Give back all the data below exactly as it is shown.

[Records from a data collection]

::::::::

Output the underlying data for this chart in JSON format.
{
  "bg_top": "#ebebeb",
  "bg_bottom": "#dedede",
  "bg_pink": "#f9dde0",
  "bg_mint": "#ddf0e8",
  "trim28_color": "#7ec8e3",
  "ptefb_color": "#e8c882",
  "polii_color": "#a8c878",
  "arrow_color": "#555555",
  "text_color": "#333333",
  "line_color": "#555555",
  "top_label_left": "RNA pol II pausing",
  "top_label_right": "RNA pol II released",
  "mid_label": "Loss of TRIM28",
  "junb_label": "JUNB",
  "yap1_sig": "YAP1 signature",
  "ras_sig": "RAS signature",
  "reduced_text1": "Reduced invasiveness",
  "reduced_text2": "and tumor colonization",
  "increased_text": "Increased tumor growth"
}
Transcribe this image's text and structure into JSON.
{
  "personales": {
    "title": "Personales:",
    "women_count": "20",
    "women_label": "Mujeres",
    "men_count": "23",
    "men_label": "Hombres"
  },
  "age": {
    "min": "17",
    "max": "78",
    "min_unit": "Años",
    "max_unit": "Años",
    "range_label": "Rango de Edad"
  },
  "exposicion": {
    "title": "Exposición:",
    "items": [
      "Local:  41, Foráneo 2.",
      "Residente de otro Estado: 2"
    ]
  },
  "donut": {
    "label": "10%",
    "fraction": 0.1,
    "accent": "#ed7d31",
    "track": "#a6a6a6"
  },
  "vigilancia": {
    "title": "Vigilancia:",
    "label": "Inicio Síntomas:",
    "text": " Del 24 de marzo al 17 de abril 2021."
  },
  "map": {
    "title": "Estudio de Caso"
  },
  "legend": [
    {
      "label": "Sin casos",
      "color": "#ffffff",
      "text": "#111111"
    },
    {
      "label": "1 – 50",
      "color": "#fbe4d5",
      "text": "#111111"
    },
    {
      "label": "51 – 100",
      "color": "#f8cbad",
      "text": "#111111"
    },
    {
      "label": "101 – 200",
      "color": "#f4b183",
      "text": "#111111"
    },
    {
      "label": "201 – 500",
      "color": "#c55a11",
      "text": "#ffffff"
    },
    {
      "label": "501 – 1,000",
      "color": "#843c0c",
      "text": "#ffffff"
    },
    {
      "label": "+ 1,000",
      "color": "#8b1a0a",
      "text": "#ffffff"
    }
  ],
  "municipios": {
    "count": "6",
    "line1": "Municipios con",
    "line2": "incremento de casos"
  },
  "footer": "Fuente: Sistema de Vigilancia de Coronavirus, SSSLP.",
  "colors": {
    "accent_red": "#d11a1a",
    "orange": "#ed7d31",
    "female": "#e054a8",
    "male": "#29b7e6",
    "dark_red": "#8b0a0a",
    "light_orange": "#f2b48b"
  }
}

::::::::

ANSWER BELOW ::
Output the underlying data for this chart in JSON format.
{
  "bg_top": "#ebebeb",
  "bg_bottom": "#dedede",
  "bg_pink": "#f9dde0",
  "bg_mint": "#ddf0e8",
  "trim28_color": "#7ec8e3",
  "ptefb_color": "#e8c882",
  "polii_color": "#a8c878",
  "arrow_color": "#555555",
  "text_color": "#333333",
  "line_color": "#555555",
  "top_label_left": "RNA pol II pausing",
  "top_label_right": "RNA pol II released",
  "mid_label": "Loss of TRIM28",
  "junb_label": "JUNB",
  "yap1_sig": "YAP1 signature",
  "ras_sig": "RAS signature",
  "reduced_text1": "Reduced invasiveness",
  "reduced_text2": "and tumor colonization",
  "increased_text": "Increased tumor growth"
}
Transcribe this image's text and structure into JSON.
{
  "personales": {
    "title": "Personales:",
    "women_count": "20",
    "women_label": "Mujeres",
    "men_count": "23",
    "men_label": "Hombres"
  },
  "age": {
    "min": "17",
    "max": "78",
    "min_unit": "Años",
    "max_unit": "Años",
    "range_label": "Rango de Edad"
  },
  "exposicion": {
    "title": "Exposición:",
    "items": [
      "Local:  41, Foráneo 2.",
      "Residente de otro Estado: 2"
    ]
  },
  "donut": {
    "label": "10%",
    "fraction": 0.1,
    "accent": "#ed7d31",
    "track": "#a6a6a6"
  },
  "vigilancia": {
    "title": "Vigilancia:",
    "label": "Inicio Síntomas:",
    "text": " Del 24 de marzo al 17 de abril 2021."
  },
  "map": {
    "title": "Estudio de Caso"
  },
  "legend": [
    {
      "label": "Sin casos",
      "color": "#ffffff",
      "text": "#111111"
    },
    {
      "label": "1 – 50",
      "color": "#fbe4d5",
      "text": "#111111"
    },
    {
      "label": "51 – 100",
      "color": "#f8cbad",
      "text": "#111111"
    },
    {
      "label": "101 – 200",
      "color": "#f4b183",
      "text": "#111111"
    },
    {
      "label": "201 – 500",
      "color": "#c55a11",
      "text": "#ffffff"
    },
    {
      "label": "501 – 1,000",
      "color": "#843c0c",
      "text": "#ffffff"
    },
    {
      "label": "+ 1,000",
      "color": "#8b1a0a",
      "text": "#ffffff"
    }
  ],
  "municipios": {
    "count": "6",
    "line1": "Municipios con",
    "line2": "incremento de casos"
  },
  "footer": "Fuente: Sistema de Vigilancia de Coronavirus, SSSLP.",
  "colors": {
    "accent_red": "#d11a1a",
    "orange": "#ed7d31",
    "female": "#e054a8",
    "male": "#29b7e6",
    "dark_red": "#8b0a0a",
    "light_orange": "#f2b48b"
  }
}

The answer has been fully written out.